> [GOAL]
Copy out each line of the listing that has the word "Prediction" in it.

____ RECORD LIST

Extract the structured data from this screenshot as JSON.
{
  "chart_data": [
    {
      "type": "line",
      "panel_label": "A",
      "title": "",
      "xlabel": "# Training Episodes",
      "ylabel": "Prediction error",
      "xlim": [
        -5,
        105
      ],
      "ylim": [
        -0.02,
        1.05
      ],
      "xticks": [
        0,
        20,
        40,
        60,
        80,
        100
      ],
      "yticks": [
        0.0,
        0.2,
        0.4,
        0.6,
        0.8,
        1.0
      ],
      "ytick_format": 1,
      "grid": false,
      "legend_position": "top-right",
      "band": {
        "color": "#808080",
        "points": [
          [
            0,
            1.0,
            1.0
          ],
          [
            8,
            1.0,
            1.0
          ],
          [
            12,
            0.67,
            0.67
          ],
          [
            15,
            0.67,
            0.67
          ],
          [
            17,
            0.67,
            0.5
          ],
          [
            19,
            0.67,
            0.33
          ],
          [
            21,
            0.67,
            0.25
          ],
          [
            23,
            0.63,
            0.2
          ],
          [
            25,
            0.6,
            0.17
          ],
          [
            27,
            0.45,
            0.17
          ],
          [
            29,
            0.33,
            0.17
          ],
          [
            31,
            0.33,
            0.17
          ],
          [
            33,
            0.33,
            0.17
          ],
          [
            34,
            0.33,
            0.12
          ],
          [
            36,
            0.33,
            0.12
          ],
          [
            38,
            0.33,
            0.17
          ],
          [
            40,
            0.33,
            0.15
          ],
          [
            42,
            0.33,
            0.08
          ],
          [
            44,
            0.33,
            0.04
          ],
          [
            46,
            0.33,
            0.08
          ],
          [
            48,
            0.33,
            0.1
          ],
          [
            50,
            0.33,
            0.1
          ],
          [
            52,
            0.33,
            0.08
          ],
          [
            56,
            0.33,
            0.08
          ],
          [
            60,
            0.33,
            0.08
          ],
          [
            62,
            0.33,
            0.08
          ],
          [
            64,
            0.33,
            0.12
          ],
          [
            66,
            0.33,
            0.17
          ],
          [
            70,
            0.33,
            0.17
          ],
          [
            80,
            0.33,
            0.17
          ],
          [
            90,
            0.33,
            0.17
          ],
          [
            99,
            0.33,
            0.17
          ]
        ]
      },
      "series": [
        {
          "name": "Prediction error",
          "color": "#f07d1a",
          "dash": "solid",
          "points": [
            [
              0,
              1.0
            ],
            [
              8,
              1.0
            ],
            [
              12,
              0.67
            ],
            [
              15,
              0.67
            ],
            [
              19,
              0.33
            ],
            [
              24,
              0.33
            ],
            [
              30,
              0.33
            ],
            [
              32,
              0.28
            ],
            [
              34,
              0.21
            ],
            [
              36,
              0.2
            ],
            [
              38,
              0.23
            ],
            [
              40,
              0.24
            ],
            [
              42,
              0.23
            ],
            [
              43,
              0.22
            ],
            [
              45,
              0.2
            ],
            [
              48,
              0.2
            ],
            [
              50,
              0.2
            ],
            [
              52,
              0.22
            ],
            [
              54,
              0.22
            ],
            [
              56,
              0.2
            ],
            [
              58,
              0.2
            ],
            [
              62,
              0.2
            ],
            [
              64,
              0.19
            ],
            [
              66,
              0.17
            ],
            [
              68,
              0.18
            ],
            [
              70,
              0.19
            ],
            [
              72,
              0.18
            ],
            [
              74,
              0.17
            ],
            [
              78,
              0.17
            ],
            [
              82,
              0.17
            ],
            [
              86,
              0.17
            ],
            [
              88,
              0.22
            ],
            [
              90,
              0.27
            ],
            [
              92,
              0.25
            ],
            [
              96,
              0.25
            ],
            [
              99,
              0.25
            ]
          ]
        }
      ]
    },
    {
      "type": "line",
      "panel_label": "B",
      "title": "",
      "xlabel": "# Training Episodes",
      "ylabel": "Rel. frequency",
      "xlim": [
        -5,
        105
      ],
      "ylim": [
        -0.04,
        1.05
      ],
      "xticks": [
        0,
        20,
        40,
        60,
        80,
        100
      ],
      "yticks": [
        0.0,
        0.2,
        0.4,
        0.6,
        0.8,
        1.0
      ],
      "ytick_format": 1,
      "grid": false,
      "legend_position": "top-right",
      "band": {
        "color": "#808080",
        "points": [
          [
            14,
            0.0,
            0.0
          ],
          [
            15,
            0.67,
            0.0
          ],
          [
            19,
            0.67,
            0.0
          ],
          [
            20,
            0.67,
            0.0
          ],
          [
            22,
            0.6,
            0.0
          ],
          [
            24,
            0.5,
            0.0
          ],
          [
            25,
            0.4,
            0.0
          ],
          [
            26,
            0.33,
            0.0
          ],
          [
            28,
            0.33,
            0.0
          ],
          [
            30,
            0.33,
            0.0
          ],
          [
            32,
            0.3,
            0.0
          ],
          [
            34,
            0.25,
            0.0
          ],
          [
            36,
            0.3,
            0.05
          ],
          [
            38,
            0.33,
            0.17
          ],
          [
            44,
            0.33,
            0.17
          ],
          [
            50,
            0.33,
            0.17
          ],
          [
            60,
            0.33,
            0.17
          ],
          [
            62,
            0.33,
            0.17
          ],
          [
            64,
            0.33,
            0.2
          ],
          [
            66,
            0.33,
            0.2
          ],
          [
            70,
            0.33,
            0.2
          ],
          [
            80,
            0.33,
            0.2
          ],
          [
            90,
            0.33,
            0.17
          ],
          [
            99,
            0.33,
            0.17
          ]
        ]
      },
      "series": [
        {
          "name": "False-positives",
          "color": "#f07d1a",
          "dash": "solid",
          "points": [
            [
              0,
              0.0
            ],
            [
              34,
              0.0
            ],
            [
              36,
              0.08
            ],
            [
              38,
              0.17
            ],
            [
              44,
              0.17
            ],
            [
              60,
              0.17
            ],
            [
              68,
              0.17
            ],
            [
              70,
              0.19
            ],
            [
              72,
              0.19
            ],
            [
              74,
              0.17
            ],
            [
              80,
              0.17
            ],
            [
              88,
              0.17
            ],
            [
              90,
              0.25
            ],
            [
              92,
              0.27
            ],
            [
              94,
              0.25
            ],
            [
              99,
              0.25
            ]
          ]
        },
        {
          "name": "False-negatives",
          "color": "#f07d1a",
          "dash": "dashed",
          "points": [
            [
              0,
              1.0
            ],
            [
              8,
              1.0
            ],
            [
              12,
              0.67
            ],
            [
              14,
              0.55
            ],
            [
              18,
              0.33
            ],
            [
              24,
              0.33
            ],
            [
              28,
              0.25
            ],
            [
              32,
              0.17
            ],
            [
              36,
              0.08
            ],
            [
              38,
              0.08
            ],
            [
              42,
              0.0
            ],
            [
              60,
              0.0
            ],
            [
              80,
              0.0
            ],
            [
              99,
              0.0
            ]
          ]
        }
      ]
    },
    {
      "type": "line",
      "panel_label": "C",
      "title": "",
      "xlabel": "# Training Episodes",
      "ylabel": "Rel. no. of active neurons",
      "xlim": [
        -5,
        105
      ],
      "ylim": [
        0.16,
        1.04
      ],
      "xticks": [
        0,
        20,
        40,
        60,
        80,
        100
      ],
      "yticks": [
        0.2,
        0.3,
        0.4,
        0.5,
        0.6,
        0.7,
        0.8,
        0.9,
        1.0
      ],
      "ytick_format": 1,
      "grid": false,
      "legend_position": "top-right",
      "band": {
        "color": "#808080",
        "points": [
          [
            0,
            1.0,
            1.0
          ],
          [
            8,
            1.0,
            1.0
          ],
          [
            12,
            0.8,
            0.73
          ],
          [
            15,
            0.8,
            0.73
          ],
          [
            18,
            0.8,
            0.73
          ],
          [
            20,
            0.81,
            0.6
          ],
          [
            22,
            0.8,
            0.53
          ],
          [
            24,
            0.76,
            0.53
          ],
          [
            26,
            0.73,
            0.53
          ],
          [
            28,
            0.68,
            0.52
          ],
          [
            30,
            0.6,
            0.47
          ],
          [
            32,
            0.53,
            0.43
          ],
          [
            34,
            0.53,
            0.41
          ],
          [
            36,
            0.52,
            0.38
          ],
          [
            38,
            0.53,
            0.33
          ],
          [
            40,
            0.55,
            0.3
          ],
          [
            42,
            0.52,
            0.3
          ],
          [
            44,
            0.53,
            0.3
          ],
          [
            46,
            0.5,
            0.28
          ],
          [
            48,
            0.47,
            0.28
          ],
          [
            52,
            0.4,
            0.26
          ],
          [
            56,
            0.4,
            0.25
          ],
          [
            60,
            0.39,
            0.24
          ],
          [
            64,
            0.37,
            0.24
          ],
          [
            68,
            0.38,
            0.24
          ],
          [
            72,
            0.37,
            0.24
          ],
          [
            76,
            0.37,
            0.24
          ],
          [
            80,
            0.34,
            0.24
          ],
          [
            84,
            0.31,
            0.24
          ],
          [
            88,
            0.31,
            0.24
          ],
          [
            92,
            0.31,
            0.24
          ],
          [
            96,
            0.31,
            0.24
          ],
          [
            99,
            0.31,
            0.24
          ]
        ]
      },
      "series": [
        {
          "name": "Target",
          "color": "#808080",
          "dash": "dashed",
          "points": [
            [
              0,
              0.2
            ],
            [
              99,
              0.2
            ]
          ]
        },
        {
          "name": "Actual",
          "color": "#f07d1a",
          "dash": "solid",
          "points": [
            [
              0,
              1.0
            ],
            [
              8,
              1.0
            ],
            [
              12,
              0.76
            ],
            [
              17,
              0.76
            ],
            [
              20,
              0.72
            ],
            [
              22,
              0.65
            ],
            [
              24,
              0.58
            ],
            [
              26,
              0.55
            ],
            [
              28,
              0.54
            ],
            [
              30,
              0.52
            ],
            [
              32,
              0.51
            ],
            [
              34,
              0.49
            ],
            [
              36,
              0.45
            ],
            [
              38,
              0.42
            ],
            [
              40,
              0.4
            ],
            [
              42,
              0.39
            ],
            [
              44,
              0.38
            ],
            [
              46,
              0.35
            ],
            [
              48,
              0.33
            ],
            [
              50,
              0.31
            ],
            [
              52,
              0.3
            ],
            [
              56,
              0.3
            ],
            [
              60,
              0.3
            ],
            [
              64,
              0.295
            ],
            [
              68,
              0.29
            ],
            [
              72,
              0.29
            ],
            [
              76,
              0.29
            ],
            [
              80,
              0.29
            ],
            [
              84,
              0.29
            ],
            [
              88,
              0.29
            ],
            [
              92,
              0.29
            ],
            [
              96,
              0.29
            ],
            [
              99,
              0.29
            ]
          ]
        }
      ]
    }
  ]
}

________

> [ANSWER TO THE PROBLEM]
      "ylabel": "Prediction error",
          "name": "Prediction error",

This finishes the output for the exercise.